* [Aim]:
Gather each line of the entries below that includes "string".

[Extracted records]
((
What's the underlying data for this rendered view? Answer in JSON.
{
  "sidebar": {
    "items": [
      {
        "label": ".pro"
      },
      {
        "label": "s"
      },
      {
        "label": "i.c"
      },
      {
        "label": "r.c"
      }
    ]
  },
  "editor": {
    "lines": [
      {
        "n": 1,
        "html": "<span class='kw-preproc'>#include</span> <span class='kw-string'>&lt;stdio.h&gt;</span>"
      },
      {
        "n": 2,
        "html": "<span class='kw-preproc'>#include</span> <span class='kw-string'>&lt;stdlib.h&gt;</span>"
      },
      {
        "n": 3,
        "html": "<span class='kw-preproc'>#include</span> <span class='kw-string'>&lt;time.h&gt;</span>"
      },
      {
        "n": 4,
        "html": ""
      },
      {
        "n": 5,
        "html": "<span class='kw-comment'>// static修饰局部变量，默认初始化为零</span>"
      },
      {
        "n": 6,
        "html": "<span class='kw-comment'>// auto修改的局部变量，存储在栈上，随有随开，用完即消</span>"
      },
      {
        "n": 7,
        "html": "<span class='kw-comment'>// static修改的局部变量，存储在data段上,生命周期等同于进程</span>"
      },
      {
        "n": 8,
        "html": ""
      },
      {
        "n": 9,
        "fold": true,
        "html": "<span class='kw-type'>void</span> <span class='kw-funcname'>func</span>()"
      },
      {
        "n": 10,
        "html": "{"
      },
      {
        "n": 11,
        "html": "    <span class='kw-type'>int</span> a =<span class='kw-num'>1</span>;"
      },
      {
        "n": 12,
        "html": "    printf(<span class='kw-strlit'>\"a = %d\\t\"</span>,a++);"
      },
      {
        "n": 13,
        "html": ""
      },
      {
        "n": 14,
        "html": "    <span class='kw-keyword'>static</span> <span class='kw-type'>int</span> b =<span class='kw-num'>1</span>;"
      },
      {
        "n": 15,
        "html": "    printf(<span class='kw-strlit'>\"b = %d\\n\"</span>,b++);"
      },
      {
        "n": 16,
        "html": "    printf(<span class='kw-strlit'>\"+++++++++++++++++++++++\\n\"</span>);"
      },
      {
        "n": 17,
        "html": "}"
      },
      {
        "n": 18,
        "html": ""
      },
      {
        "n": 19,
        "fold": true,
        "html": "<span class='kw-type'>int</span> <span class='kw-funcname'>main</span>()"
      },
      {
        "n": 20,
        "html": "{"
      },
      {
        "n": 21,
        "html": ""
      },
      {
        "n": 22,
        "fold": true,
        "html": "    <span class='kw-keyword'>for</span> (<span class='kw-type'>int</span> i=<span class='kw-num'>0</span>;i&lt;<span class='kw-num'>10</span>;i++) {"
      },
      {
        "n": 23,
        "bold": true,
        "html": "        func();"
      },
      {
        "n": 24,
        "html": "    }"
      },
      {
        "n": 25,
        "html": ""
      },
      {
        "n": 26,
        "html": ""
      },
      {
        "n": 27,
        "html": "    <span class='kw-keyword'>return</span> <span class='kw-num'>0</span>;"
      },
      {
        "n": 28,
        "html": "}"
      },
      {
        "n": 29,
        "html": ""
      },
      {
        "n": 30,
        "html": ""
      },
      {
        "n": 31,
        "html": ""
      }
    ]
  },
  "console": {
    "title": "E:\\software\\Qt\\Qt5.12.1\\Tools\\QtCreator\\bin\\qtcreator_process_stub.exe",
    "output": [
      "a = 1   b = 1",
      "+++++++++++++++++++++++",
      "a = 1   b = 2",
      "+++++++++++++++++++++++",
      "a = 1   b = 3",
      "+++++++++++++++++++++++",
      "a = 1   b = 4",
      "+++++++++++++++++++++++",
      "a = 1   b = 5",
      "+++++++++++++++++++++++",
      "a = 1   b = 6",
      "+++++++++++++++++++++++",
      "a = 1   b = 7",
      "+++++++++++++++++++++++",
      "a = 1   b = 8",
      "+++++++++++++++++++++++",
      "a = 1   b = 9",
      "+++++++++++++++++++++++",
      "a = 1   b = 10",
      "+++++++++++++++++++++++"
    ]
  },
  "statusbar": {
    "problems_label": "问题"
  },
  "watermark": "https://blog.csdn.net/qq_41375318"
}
))
* [The response]:
        "html": "<span class='kw-preproc'>#include</span> <span class='kw-string'>&lt;stdio.h&gt;</span>"
        "html": "<span class='kw-preproc'>#include</span> <span class='kw-string'>&lt;stdlib.h&gt;</span>"
        "html": "<span class='kw-preproc'>#include</span> <span class='kw-string'>&lt;time.h&gt;</span>"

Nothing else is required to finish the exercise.